§ **YOUR GOAL**
All lines featuring the string "color" are to be listed.

━━━ RECORDS FOR THIS TASK

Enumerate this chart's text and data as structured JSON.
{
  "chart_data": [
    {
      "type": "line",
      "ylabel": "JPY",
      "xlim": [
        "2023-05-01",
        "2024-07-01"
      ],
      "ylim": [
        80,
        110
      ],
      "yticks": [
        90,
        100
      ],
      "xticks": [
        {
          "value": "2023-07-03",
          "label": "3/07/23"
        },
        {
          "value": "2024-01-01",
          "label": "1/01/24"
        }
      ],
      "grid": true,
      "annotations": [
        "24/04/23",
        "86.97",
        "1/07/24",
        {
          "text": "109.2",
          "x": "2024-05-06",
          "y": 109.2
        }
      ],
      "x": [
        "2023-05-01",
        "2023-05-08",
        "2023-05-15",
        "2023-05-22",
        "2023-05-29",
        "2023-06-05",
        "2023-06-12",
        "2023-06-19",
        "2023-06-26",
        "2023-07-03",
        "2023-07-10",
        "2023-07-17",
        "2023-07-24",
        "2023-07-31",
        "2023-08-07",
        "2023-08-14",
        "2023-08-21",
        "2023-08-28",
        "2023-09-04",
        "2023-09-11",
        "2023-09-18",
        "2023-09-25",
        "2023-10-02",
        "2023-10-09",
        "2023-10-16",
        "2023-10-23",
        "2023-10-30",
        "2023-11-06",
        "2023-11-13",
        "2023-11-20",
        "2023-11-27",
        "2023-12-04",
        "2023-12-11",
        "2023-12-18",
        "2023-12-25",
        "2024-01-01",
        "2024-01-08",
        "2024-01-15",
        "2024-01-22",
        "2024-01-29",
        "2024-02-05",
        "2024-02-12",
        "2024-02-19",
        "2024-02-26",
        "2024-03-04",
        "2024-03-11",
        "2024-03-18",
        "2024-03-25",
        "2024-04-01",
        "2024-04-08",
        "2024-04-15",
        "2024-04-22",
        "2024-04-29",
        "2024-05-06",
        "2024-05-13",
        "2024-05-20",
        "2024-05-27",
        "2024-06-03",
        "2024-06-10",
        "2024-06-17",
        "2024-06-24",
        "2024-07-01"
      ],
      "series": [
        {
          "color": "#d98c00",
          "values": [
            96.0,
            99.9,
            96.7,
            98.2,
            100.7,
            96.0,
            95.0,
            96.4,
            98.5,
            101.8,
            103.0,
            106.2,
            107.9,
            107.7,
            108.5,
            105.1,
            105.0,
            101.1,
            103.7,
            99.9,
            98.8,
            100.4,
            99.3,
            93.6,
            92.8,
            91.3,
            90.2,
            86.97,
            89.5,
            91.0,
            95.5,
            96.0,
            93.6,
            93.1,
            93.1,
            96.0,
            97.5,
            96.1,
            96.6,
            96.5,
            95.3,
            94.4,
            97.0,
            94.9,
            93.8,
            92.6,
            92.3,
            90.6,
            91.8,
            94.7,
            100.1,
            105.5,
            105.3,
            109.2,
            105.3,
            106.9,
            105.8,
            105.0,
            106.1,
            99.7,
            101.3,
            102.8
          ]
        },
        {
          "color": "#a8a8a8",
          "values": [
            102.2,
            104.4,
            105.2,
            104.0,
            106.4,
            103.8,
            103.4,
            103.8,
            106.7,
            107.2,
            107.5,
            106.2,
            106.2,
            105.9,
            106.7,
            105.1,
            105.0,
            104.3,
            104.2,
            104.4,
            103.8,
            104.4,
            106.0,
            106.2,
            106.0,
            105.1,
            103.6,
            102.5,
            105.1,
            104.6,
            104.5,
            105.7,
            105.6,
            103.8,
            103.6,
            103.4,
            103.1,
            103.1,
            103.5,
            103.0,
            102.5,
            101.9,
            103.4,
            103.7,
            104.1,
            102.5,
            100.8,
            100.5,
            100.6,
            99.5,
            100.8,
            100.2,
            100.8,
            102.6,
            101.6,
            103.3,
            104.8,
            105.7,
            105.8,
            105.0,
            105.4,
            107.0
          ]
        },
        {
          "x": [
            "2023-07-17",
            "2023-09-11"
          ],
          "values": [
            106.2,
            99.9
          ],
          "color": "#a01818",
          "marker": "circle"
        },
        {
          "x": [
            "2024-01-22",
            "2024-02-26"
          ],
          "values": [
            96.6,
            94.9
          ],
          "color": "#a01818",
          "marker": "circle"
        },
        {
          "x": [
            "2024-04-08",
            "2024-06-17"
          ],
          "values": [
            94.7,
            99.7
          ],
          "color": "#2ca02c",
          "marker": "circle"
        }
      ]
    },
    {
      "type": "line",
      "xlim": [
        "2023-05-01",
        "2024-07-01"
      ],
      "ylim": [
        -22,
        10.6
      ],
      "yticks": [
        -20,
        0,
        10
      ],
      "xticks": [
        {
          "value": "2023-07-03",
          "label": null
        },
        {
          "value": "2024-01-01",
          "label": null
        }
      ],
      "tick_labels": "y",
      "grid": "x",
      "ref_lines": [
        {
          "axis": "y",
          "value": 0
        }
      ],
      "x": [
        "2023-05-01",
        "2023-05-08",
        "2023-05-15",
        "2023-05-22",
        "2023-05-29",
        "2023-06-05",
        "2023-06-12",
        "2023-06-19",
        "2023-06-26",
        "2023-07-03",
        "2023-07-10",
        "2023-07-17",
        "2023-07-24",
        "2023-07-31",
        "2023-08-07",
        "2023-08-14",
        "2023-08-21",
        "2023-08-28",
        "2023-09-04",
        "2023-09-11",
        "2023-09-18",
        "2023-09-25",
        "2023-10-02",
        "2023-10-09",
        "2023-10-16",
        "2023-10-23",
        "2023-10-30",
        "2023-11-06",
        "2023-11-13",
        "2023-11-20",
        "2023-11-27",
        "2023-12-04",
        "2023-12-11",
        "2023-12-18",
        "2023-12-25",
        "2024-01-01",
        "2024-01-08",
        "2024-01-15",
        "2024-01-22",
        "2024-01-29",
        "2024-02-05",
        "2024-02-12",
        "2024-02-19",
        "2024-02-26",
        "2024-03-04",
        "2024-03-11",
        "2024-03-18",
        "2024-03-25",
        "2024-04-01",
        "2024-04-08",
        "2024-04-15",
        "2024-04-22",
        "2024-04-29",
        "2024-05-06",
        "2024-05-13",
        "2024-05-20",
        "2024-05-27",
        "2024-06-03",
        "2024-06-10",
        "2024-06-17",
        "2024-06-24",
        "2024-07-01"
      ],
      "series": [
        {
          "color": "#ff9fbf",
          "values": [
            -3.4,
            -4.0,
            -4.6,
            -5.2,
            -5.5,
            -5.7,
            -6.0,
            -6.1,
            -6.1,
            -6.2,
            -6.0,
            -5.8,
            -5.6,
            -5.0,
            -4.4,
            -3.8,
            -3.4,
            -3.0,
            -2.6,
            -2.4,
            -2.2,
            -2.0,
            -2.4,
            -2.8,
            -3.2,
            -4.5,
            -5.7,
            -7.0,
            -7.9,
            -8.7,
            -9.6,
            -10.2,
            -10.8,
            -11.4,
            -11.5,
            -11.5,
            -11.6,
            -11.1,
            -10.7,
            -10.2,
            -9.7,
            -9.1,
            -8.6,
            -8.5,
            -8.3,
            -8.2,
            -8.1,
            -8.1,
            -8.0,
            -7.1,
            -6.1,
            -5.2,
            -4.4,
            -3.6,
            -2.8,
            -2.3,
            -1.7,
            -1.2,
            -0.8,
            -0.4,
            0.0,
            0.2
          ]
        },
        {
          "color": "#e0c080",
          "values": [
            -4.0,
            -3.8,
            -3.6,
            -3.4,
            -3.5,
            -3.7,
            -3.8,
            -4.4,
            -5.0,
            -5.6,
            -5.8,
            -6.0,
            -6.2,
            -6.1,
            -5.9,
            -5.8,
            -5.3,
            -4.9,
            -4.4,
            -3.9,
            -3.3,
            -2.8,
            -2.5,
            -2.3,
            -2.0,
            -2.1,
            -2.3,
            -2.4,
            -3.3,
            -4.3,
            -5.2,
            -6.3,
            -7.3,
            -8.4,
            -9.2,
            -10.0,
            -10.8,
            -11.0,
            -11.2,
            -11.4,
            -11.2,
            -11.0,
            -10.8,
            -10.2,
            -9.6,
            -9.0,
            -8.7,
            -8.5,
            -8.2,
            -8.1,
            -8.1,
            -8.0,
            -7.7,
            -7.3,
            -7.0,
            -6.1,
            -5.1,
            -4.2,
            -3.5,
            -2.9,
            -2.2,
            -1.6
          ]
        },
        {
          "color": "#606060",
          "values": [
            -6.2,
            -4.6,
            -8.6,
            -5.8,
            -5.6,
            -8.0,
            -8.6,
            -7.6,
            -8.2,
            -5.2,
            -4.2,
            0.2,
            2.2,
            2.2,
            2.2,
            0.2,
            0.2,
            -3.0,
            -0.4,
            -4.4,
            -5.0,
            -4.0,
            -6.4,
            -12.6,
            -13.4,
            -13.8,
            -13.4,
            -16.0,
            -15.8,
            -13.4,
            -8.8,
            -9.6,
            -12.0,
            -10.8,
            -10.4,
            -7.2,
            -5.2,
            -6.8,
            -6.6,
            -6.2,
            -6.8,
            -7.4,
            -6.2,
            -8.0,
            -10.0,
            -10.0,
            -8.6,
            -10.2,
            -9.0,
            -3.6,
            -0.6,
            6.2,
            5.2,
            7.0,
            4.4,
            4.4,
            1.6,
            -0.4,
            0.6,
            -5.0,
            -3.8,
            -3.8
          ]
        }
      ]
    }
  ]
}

━━━━━━

§ **OUTPUT FOR THIS EXERCISE**
          "color": "#d98c00",
          "color": "#a8a8a8",
          "color": "#a01818",
          "color": "#a01818",
          "color": "#2ca02c",
          "color": "#ff9fbf",
          "color": "#e0c080",
          "color": "#606060",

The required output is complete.